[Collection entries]
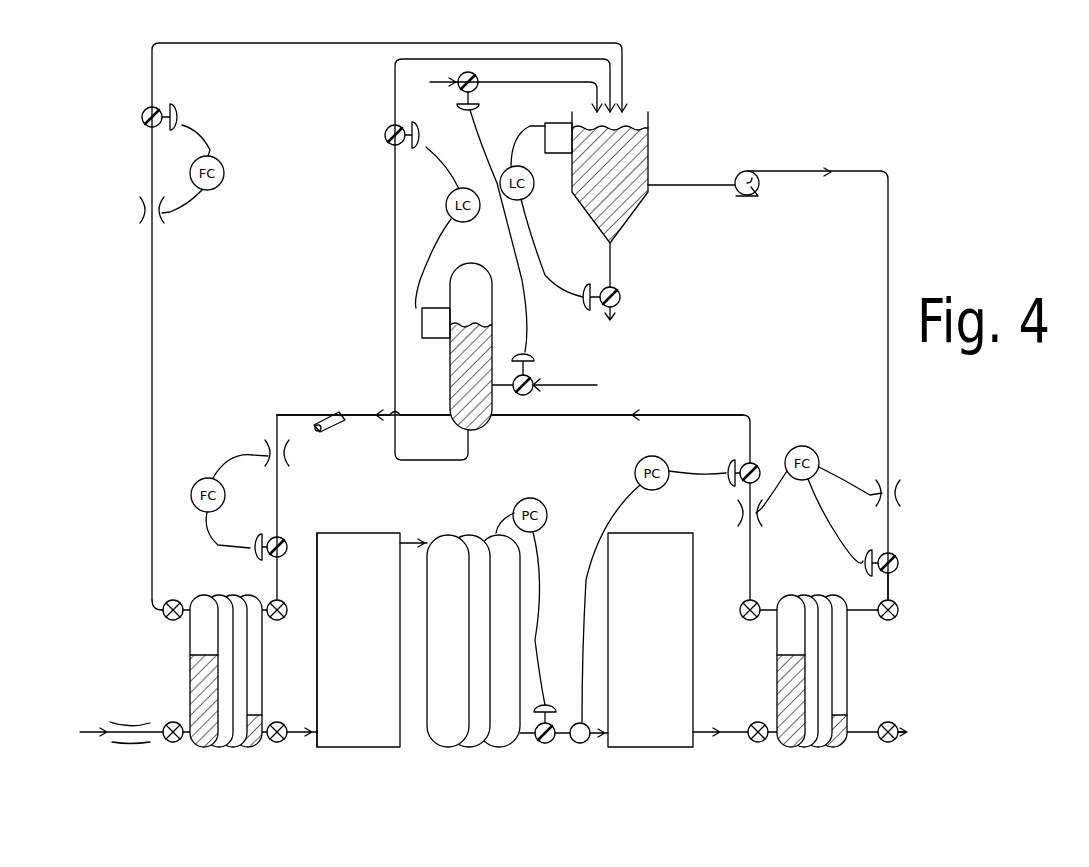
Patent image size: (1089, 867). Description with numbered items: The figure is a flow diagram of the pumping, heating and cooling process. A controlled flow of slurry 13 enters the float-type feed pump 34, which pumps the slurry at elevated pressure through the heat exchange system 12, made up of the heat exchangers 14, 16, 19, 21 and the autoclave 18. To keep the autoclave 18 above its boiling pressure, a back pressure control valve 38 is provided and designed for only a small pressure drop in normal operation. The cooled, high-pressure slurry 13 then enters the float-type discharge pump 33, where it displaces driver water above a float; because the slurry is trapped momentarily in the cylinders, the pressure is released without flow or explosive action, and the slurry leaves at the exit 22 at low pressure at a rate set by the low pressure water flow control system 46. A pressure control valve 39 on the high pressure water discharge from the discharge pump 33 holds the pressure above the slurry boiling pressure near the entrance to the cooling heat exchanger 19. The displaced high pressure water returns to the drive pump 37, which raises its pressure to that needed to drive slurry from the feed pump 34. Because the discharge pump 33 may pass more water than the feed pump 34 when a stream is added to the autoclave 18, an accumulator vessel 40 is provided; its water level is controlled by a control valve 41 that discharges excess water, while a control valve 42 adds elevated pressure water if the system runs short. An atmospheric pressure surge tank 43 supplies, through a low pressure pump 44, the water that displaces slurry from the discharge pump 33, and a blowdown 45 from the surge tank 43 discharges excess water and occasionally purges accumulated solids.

The heat exchange system 12 is at (366, 797).
The slurry 13 is at (148, 722).
The heat exchanger 14 is at (358, 640).
The heat exchanger 16 is at (358, 640).
The autoclave 18 is at (473, 641).
The cooling heat exchanger 19 is at (650, 640).
The heat exchanger 21 is at (650, 640).
The exit 22 is at (883, 722).
The float-type discharge pump 33 is at (812, 750).
The float-type feed pump 34 is at (208, 750).
The drive pump 37 is at (335, 411).
The back pressure control valve 38 is at (548, 750).
The pressure control valve 39 is at (727, 483).
The accumulator vessel 40 is at (482, 432).
The control valve 41 is at (385, 130).
The control valve 42 is at (531, 377).
The atmospheric pressure surge tank 43 is at (650, 129).
The low pressure pump 44 is at (760, 192).
The blowdown 45 is at (622, 292).
The low pressure water flow control system 46 is at (800, 446).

__Work instructions__: Pick out each line in the rows above that contains the word "discharge" and copy those lines in full. Case counts.

__Full output__:
Patent image size: (1089, 867). Description with numbered items: The figure is a flow diagram of the pumping, heating and cooling process. A controlled flow of slurry 13 enters the float-type feed pump 34, which pumps the slurry at elevated pressure through the heat exchange system 12, made up of the heat exchangers 14, 16, 19, 21 and the autoclave 18. To keep the autoclave 18 above its boiling pressure, a back pressure control valve 38 is provided and designed for only a small pressure drop in normal operation. The cooled, high-pressure slurry 13 then enters the float-type discharge pump 33, where it displaces driver water above a float; because the slurry is trapped momentarily in the cylinders, the pressure is released without flow or explosive action, and the slurry leaves at the exit 22 at low pressure at a rate set by the low pressure water flow control system 46. A pressure control valve 39 on the high pressure water discharge from the discharge pump 33 holds the pressure above the slurry boiling pressure near the entrance to the cooling heat exchanger 19. The displaced high pressure water returns to the drive pump 37, which raises its pressure to that needed to drive slurry from the feed pump 34. Because the discharge pump 33 may pass more water than the feed pump 34 when a stream is added to the autoclave 18, an accumulator vessel 40 is provided; its water level is controlled by a control valve 41 that discharges excess water, while a control valve 42 adds elevated pressure water if the system runs short. An atmospheric pressure surge tank 43 supplies, through a low pressure pump 44, the water that displaces slurry from the discharge pump 33, and a blowdown 45 from the surge tank 43 discharges excess water and occasionally purges accumulated solids.
The float-type discharge pump 33 is at (812, 750).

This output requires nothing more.